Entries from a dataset

######

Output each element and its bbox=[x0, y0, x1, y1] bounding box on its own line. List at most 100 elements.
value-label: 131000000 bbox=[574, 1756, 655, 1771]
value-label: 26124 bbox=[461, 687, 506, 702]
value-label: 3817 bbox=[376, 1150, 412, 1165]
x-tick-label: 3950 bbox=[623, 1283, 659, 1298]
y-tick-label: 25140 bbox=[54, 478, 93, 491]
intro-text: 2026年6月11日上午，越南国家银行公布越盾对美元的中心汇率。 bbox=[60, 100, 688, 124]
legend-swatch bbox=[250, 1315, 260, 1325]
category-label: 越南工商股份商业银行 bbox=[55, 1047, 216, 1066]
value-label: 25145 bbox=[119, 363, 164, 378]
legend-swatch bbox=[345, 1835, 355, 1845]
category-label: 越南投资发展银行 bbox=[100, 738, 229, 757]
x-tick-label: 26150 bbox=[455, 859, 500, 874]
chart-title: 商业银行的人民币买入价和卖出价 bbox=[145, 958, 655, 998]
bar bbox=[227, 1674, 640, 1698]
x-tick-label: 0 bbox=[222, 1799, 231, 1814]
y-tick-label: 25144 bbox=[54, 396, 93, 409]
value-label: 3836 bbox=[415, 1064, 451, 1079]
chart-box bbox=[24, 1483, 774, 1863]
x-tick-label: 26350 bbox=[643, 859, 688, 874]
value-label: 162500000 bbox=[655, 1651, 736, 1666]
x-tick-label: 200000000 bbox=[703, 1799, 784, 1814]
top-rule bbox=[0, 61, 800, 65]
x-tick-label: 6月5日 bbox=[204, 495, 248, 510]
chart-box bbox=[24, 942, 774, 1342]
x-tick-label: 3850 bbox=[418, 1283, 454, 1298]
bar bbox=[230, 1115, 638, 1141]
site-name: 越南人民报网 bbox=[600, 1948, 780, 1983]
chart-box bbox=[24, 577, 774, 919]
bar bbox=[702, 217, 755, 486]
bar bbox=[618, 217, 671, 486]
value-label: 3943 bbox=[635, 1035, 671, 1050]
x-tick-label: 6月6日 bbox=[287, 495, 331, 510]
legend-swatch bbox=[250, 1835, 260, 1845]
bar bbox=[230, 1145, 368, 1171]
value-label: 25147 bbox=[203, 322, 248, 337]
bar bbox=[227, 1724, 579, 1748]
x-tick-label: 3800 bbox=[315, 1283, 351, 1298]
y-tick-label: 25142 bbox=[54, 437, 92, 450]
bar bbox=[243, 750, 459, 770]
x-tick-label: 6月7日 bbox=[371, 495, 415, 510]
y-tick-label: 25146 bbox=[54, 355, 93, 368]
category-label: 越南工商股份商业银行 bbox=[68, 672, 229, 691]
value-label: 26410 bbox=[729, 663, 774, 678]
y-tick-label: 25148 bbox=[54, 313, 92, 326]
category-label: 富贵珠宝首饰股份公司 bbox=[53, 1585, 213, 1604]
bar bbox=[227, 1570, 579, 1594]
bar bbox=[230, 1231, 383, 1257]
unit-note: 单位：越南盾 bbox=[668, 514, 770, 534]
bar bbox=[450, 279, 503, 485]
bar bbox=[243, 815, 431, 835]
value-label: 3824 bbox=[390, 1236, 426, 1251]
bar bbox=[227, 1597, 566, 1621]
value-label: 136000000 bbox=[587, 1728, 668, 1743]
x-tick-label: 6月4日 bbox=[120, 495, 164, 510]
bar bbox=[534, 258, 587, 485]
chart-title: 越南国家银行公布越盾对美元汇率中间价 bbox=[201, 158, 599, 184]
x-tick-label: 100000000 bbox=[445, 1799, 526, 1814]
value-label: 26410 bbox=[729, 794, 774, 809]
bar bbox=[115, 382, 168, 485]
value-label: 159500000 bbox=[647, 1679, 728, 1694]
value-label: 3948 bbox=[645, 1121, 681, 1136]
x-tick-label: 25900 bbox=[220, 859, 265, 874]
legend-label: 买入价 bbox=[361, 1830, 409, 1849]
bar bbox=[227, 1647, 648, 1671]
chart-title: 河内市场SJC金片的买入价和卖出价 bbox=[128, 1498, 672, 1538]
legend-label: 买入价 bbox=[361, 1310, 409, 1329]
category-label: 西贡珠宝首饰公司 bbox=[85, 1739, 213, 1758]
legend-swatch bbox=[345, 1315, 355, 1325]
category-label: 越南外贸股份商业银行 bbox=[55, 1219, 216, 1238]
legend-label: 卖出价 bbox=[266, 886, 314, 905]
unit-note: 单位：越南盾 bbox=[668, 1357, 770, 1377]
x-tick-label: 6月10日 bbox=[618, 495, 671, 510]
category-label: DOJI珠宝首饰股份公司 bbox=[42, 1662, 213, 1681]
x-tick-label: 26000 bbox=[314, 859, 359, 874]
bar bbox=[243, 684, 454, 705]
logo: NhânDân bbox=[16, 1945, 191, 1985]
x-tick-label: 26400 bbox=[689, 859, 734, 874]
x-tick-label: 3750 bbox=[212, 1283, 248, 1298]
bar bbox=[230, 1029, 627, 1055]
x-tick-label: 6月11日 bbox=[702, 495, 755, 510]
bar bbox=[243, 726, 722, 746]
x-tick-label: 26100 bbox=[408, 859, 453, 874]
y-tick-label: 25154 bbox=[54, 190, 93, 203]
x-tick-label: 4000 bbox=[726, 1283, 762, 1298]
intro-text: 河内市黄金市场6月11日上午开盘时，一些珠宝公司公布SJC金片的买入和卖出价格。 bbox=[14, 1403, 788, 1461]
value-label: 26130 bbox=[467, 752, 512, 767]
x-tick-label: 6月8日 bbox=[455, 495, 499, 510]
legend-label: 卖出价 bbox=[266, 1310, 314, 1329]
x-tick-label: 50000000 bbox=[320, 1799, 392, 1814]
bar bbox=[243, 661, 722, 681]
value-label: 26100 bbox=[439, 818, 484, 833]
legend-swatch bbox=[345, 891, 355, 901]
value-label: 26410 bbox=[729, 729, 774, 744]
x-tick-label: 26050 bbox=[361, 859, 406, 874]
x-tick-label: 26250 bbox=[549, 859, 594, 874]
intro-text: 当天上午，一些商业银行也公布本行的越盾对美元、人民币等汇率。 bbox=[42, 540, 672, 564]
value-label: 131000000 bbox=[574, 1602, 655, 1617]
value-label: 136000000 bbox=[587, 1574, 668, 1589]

######

* [Your instructions]: Reproduce all the records above word for word, changing nothing.

* [Response]:
Output each element and its bbox=[x0, y0, x1, y1] bounding box on its own line. List at most 100 elements.
value-label: 131000000 bbox=[574, 1756, 655, 1771]
value-label: 26124 bbox=[461, 687, 506, 702]
value-label: 3817 bbox=[376, 1150, 412, 1165]
x-tick-label: 3950 bbox=[623, 1283, 659, 1298]
y-tick-label: 25140 bbox=[54, 478, 93, 491]
intro-text: 2026年6月11日上午，越南国家银行公布越盾对美元的中心汇率。 bbox=[60, 100, 688, 124]
legend-swatch bbox=[250, 1315, 260, 1325]
category-label: 越南工商股份商业银行 bbox=[55, 1047, 216, 1066]
value-label: 25145 bbox=[119, 363, 164, 378]
legend-swatch bbox=[345, 1835, 355, 1845]
category-label: 越南投资发展银行 bbox=[100, 738, 229, 757]
x-tick-label: 26150 bbox=[455, 859, 500, 874]
chart-title: 商业银行的人民币买入价和卖出价 bbox=[145, 958, 655, 998]
bar bbox=[227, 1674, 640, 1698]
x-tick-label: 0 bbox=[222, 1799, 231, 1814]
y-tick-label: 25144 bbox=[54, 396, 93, 409]
value-label: 3836 bbox=[415, 1064, 451, 1079]
chart-box bbox=[24, 1483, 774, 1863]
x-tick-label: 26350 bbox=[643, 859, 688, 874]
value-label: 162500000 bbox=[655, 1651, 736, 1666]
x-tick-label: 200000000 bbox=[703, 1799, 784, 1814]
top-rule bbox=[0, 61, 800, 65]
x-tick-label: 6月5日 bbox=[204, 495, 248, 510]
chart-box bbox=[24, 942, 774, 1342]
x-tick-label: 3850 bbox=[418, 1283, 454, 1298]
bar bbox=[230, 1115, 638, 1141]
site-name: 越南人民报网 bbox=[600, 1948, 780, 1983]
chart-box bbox=[24, 577, 774, 919]
bar bbox=[702, 217, 755, 486]
bar bbox=[618, 217, 671, 486]
value-label: 3943 bbox=[635, 1035, 671, 1050]
x-tick-label: 6月6日 bbox=[287, 495, 331, 510]
legend-swatch bbox=[250, 1835, 260, 1845]
bar bbox=[230, 1145, 368, 1171]
value-label: 25147 bbox=[203, 322, 248, 337]
bar bbox=[227, 1724, 579, 1748]
x-tick-label: 3800 bbox=[315, 1283, 351, 1298]
y-tick-label: 25142 bbox=[54, 437, 92, 450]
bar bbox=[243, 750, 459, 770]
x-tick-label: 6月7日 bbox=[371, 495, 415, 510]
y-tick-label: 25146 bbox=[54, 355, 93, 368]
category-label: 越南工商股份商业银行 bbox=[68, 672, 229, 691]
value-label: 26410 bbox=[729, 663, 774, 678]
y-tick-label: 25148 bbox=[54, 313, 92, 326]
category-label: 富贵珠宝首饰股份公司 bbox=[53, 1585, 213, 1604]
bar bbox=[227, 1570, 579, 1594]
bar bbox=[230, 1231, 383, 1257]
unit-note: 单位：越南盾 bbox=[668, 514, 770, 534]
bar bbox=[450, 279, 503, 485]
bar bbox=[243, 815, 431, 835]
value-label: 3824 bbox=[390, 1236, 426, 1251]
bar bbox=[227, 1597, 566, 1621]
value-label: 136000000 bbox=[587, 1728, 668, 1743]
x-tick-label: 6月4日 bbox=[120, 495, 164, 510]
bar bbox=[534, 258, 587, 485]
chart-title: 越南国家银行公布越盾对美元汇率中间价 bbox=[201, 158, 599, 184]
x-tick-label: 100000000 bbox=[445, 1799, 526, 1814]
value-label: 26410 bbox=[729, 794, 774, 809]
bar bbox=[115, 382, 168, 485]
value-label: 159500000 bbox=[647, 1679, 728, 1694]
value-label: 3948 bbox=[645, 1121, 681, 1136]
x-tick-label: 25900 bbox=[220, 859, 265, 874]
legend-label: 买入价 bbox=[361, 1830, 409, 1849]
bar bbox=[227, 1647, 648, 1671]
chart-title: 河内市场SJC金片的买入价和卖出价 bbox=[128, 1498, 672, 1538]
legend-label: 买入价 bbox=[361, 1310, 409, 1329]
category-label: 西贡珠宝首饰公司 bbox=[85, 1739, 213, 1758]
legend-swatch bbox=[345, 1315, 355, 1325]
category-label: 越南外贸股份商业银行 bbox=[55, 1219, 216, 1238]
legend-label: 卖出价 bbox=[266, 886, 314, 905]
unit-note: 单位：越南盾 bbox=[668, 1357, 770, 1377]
x-tick-label: 6月10日 bbox=[618, 495, 671, 510]
category-label: DOJI珠宝首饰股份公司 bbox=[42, 1662, 213, 1681]
x-tick-label: 26000 bbox=[314, 859, 359, 874]
bar bbox=[243, 684, 454, 705]
logo: NhânDân bbox=[16, 1945, 191, 1985]
x-tick-label: 26400 bbox=[689, 859, 734, 874]
x-tick-label: 3750 bbox=[212, 1283, 248, 1298]
bar bbox=[230, 1029, 627, 1055]
x-tick-label: 6月11日 bbox=[702, 495, 755, 510]
bar bbox=[243, 726, 722, 746]
x-tick-label: 26100 bbox=[408, 859, 453, 874]
y-tick-label: 25154 bbox=[54, 190, 93, 203]
x-tick-label: 4000 bbox=[726, 1283, 762, 1298]
intro-text: 河内市黄金市场6月11日上午开盘时，一些珠宝公司公布SJC金片的买入和卖出价格。 bbox=[14, 1403, 788, 1461]
value-label: 26130 bbox=[467, 752, 512, 767]
x-tick-label: 6月8日 bbox=[455, 495, 499, 510]
legend-label: 卖出价 bbox=[266, 1310, 314, 1329]
x-tick-label: 50000000 bbox=[320, 1799, 392, 1814]
bar bbox=[243, 661, 722, 681]
value-label: 26100 bbox=[439, 818, 484, 833]
legend-swatch bbox=[345, 891, 355, 901]
value-label: 26410 bbox=[729, 729, 774, 744]
x-tick-label: 26050 bbox=[361, 859, 406, 874]
x-tick-label: 26250 bbox=[549, 859, 594, 874]
intro-text: 当天上午，一些商业银行也公布本行的越盾对美元、人民币等汇率。 bbox=[42, 540, 672, 564]
value-label: 131000000 bbox=[574, 1602, 655, 1617]
value-label: 136000000 bbox=[587, 1574, 668, 1589]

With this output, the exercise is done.